◆ **Aim**
Return the entries below in their exact form, leaving the pictures out.

>> begin

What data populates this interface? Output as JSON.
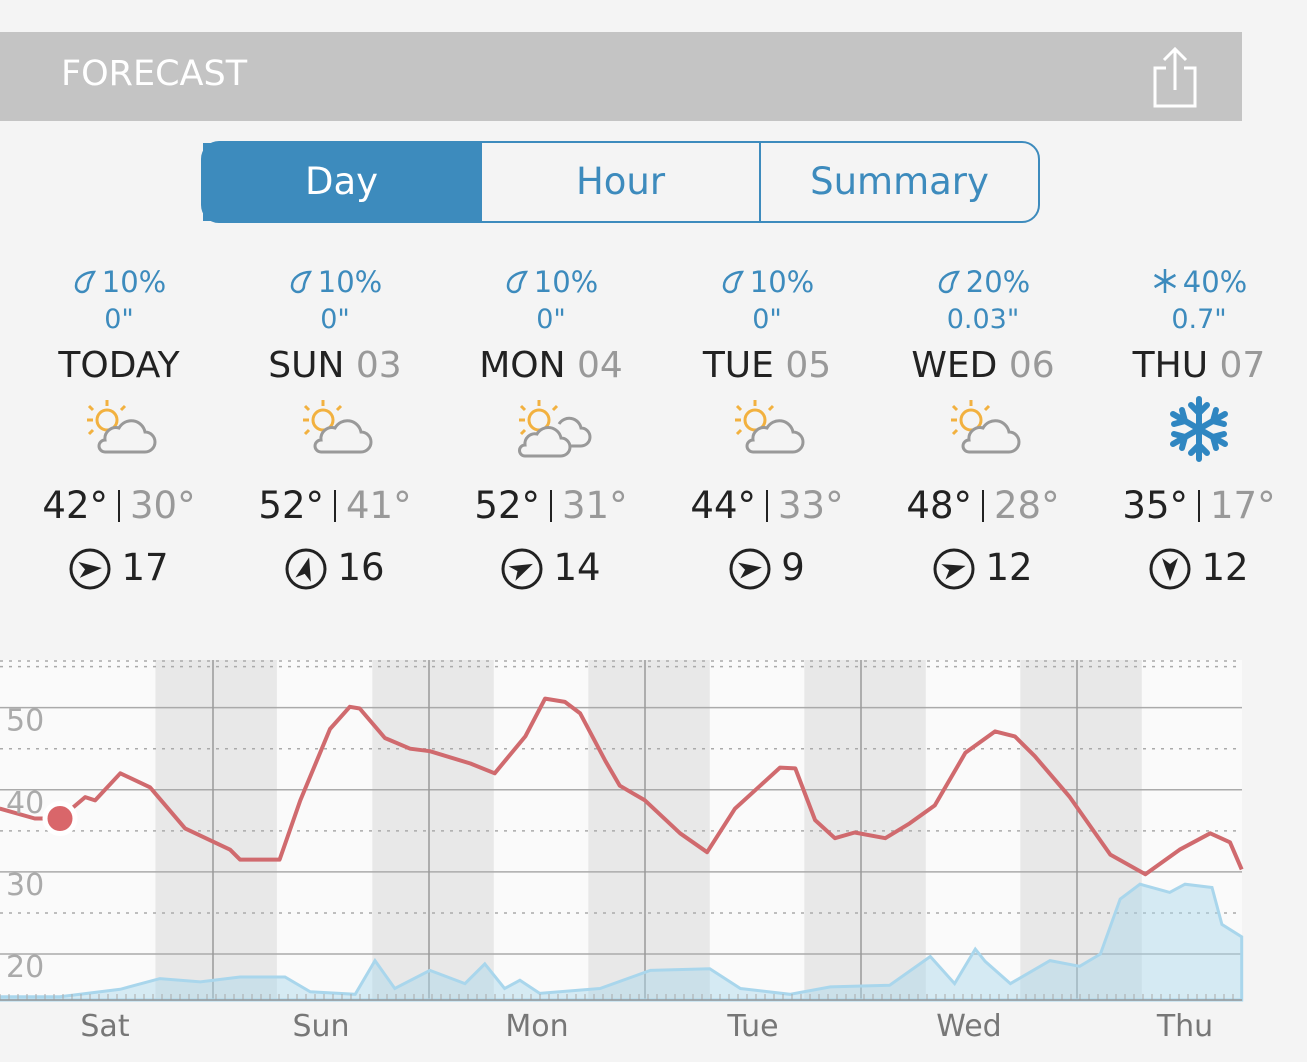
{
  "header": {
    "title": "FORECAST"
  },
  "tabs": [
    "Day",
    "Hour",
    "Summary"
  ],
  "days": [
    {
      "precip": "10%",
      "amount": "0\"",
      "day": "TODAY",
      "hi": "42°",
      "lo": "30°",
      "wind": "17"
    },
    {
      "precip": "10%",
      "amount": "0\"",
      "day": "SUN",
      "date": "03",
      "hi": "52°",
      "lo": "41°",
      "wind": "16"
    },
    {
      "precip": "10%",
      "amount": "0\"",
      "day": "MON",
      "date": "04",
      "hi": "52°",
      "lo": "31°",
      "wind": "14"
    },
    {
      "precip": "10%",
      "amount": "0\"",
      "day": "TUE",
      "date": "05",
      "hi": "44°",
      "lo": "33°",
      "wind": "9"
    },
    {
      "precip": "20%",
      "amount": "0.03\"",
      "day": "WED",
      "date": "06",
      "hi": "48°",
      "lo": "28°",
      "wind": "12"
    },
    {
      "precip": "40%",
      "amount": "0.7\"",
      "day": "THU",
      "date": "07",
      "hi": "35°",
      "lo": "17°",
      "wind": "12"
    }
  ],
  "chart_data": {
    "type": "line",
    "xlim": [
      0,
      138
    ],
    "ylim": [
      14.4,
      55.8
    ],
    "yticks": [
      20,
      30,
      40,
      50
    ],
    "minor_yticks": [
      25,
      35,
      45,
      55
    ],
    "xticks": [
      {
        "value": 12,
        "label": "Sat"
      },
      {
        "value": 36,
        "label": "Sun"
      },
      {
        "value": 60,
        "label": "Mon"
      },
      {
        "value": 84,
        "label": "Tue"
      },
      {
        "value": 108,
        "label": "Wed"
      },
      {
        "value": 132,
        "label": "Thu"
      }
    ],
    "day_lines": [
      24,
      48,
      72,
      96,
      120
    ],
    "night_bands": [
      [
        17.6,
        31.1
      ],
      [
        41.7,
        55.2
      ],
      [
        65.7,
        79.2
      ],
      [
        89.7,
        103.2
      ],
      [
        113.7,
        127.2
      ]
    ],
    "series": [
      {
        "type": "area",
        "color": "#a9d6ec",
        "x": [
          0.3,
          7,
          13.7,
          18.1,
          22.6,
          27,
          32,
          34.8,
          39.8,
          42,
          44.2,
          48.1,
          52,
          54.2,
          56.4,
          58.1,
          60.3,
          67,
          72.6,
          79.2,
          82.6,
          88.1,
          92.6,
          99.2,
          103.7,
          106.4,
          108.7,
          109.8,
          112.6,
          117,
          120.3,
          122.6,
          124.8,
          127,
          130.3,
          132,
          135,
          136.1,
          138.3
        ],
        "values": [
          14.8,
          14.8,
          15.7,
          17,
          16.6,
          17.2,
          17.2,
          15.4,
          15.1,
          19.2,
          15.8,
          18,
          16.4,
          18.8,
          15.8,
          16.8,
          15.2,
          15.8,
          18,
          18.2,
          15.8,
          15.1,
          16,
          16.2,
          19.7,
          16.4,
          20.6,
          19.1,
          16.4,
          19.2,
          18.5,
          20,
          26.7,
          28.5,
          27.5,
          28.5,
          28.1,
          23.6,
          22.1
        ]
      },
      {
        "type": "line",
        "color": "#d06a6e",
        "x": [
          0.3,
          4.2,
          7,
          9.8,
          10.9,
          13.7,
          17,
          20.9,
          25.9,
          27,
          31.4,
          33.7,
          37,
          39.2,
          40.3,
          43.1,
          45.9,
          48.1,
          52.6,
          55.3,
          58.7,
          60.9,
          63.1,
          64.8,
          67.6,
          69.2,
          72,
          75.9,
          78.9,
          82,
          84.8,
          87,
          88.7,
          90.9,
          93.1,
          95.3,
          98.7,
          101.4,
          104.2,
          107.6,
          110.9,
          113.1,
          115.3,
          119.2,
          123.7,
          127.6,
          131.4,
          134.8,
          137,
          138.3
        ],
        "values": [
          37.7,
          36.5,
          36.5,
          39.1,
          38.7,
          42,
          40.3,
          35.3,
          32.7,
          31.5,
          31.5,
          38.7,
          47.4,
          50.1,
          49.9,
          46.3,
          45,
          44.7,
          43.2,
          42,
          46.5,
          51.1,
          50.7,
          49.3,
          43.5,
          40.5,
          38.7,
          34.7,
          32.4,
          37.7,
          40.5,
          42.7,
          42.6,
          36.3,
          34.1,
          34.8,
          34.1,
          35.9,
          38.1,
          44.5,
          47.1,
          46.5,
          44.1,
          39.1,
          32.1,
          29.7,
          32.7,
          34.7,
          33.6,
          30.3
        ]
      }
    ],
    "current": {
      "x": 7,
      "value": 36.5,
      "color": "#d9666a"
    }
  }
}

>> end

◆ **Reply**
What data populates this interface? Output as JSON.
{
  "header": {
    "title": "FORECAST"
  },
  "tabs": [
    "Day",
    "Hour",
    "Summary"
  ],
  "days": [
    {
      "precip": "10%",
      "amount": "0\"",
      "day": "TODAY",
      "hi": "42°",
      "lo": "30°",
      "wind": "17"
    },
    {
      "precip": "10%",
      "amount": "0\"",
      "day": "SUN",
      "date": "03",
      "hi": "52°",
      "lo": "41°",
      "wind": "16"
    },
    {
      "precip": "10%",
      "amount": "0\"",
      "day": "MON",
      "date": "04",
      "hi": "52°",
      "lo": "31°",
      "wind": "14"
    },
    {
      "precip": "10%",
      "amount": "0\"",
      "day": "TUE",
      "date": "05",
      "hi": "44°",
      "lo": "33°",
      "wind": "9"
    },
    {
      "precip": "20%",
      "amount": "0.03\"",
      "day": "WED",
      "date": "06",
      "hi": "48°",
      "lo": "28°",
      "wind": "12"
    },
    {
      "precip": "40%",
      "amount": "0.7\"",
      "day": "THU",
      "date": "07",
      "hi": "35°",
      "lo": "17°",
      "wind": "12"
    }
  ],
  "chart_data": {
    "type": "line",
    "xlim": [
      0,
      138
    ],
    "ylim": [
      14.4,
      55.8
    ],
    "yticks": [
      20,
      30,
      40,
      50
    ],
    "minor_yticks": [
      25,
      35,
      45,
      55
    ],
    "xticks": [
      {
        "value": 12,
        "label": "Sat"
      },
      {
        "value": 36,
        "label": "Sun"
      },
      {
        "value": 60,
        "label": "Mon"
      },
      {
        "value": 84,
        "label": "Tue"
      },
      {
        "value": 108,
        "label": "Wed"
      },
      {
        "value": 132,
        "label": "Thu"
      }
    ],
    "day_lines": [
      24,
      48,
      72,
      96,
      120
    ],
    "night_bands": [
      [
        17.6,
        31.1
      ],
      [
        41.7,
        55.2
      ],
      [
        65.7,
        79.2
      ],
      [
        89.7,
        103.2
      ],
      [
        113.7,
        127.2
      ]
    ],
    "series": [
      {
        "type": "area",
        "color": "#a9d6ec",
        "x": [
          0.3,
          7,
          13.7,
          18.1,
          22.6,
          27,
          32,
          34.8,
          39.8,
          42,
          44.2,
          48.1,
          52,
          54.2,
          56.4,
          58.1,
          60.3,
          67,
          72.6,
          79.2,
          82.6,
          88.1,
          92.6,
          99.2,
          103.7,
          106.4,
          108.7,
          109.8,
          112.6,
          117,
          120.3,
          122.6,
          124.8,
          127,
          130.3,
          132,
          135,
          136.1,
          138.3
        ],
        "values": [
          14.8,
          14.8,
          15.7,
          17,
          16.6,
          17.2,
          17.2,
          15.4,
          15.1,
          19.2,
          15.8,
          18,
          16.4,
          18.8,
          15.8,
          16.8,
          15.2,
          15.8,
          18,
          18.2,
          15.8,
          15.1,
          16,
          16.2,
          19.7,
          16.4,
          20.6,
          19.1,
          16.4,
          19.2,
          18.5,
          20,
          26.7,
          28.5,
          27.5,
          28.5,
          28.1,
          23.6,
          22.1
        ]
      },
      {
        "type": "line",
        "color": "#d06a6e",
        "x": [
          0.3,
          4.2,
          7,
          9.8,
          10.9,
          13.7,
          17,
          20.9,
          25.9,
          27,
          31.4,
          33.7,
          37,
          39.2,
          40.3,
          43.1,
          45.9,
          48.1,
          52.6,
          55.3,
          58.7,
          60.9,
          63.1,
          64.8,
          67.6,
          69.2,
          72,
          75.9,
          78.9,
          82,
          84.8,
          87,
          88.7,
          90.9,
          93.1,
          95.3,
          98.7,
          101.4,
          104.2,
          107.6,
          110.9,
          113.1,
          115.3,
          119.2,
          123.7,
          127.6,
          131.4,
          134.8,
          137,
          138.3
        ],
        "values": [
          37.7,
          36.5,
          36.5,
          39.1,
          38.7,
          42,
          40.3,
          35.3,
          32.7,
          31.5,
          31.5,
          38.7,
          47.4,
          50.1,
          49.9,
          46.3,
          45,
          44.7,
          43.2,
          42,
          46.5,
          51.1,
          50.7,
          49.3,
          43.5,
          40.5,
          38.7,
          34.7,
          32.4,
          37.7,
          40.5,
          42.7,
          42.6,
          36.3,
          34.1,
          34.8,
          34.1,
          35.9,
          38.1,
          44.5,
          47.1,
          46.5,
          44.1,
          39.1,
          32.1,
          29.7,
          32.7,
          34.7,
          33.6,
          30.3
        ]
      }
    ],
    "current": {
      "x": 7,
      "value": 36.5,
      "color": "#d9666a"
    }
  }
}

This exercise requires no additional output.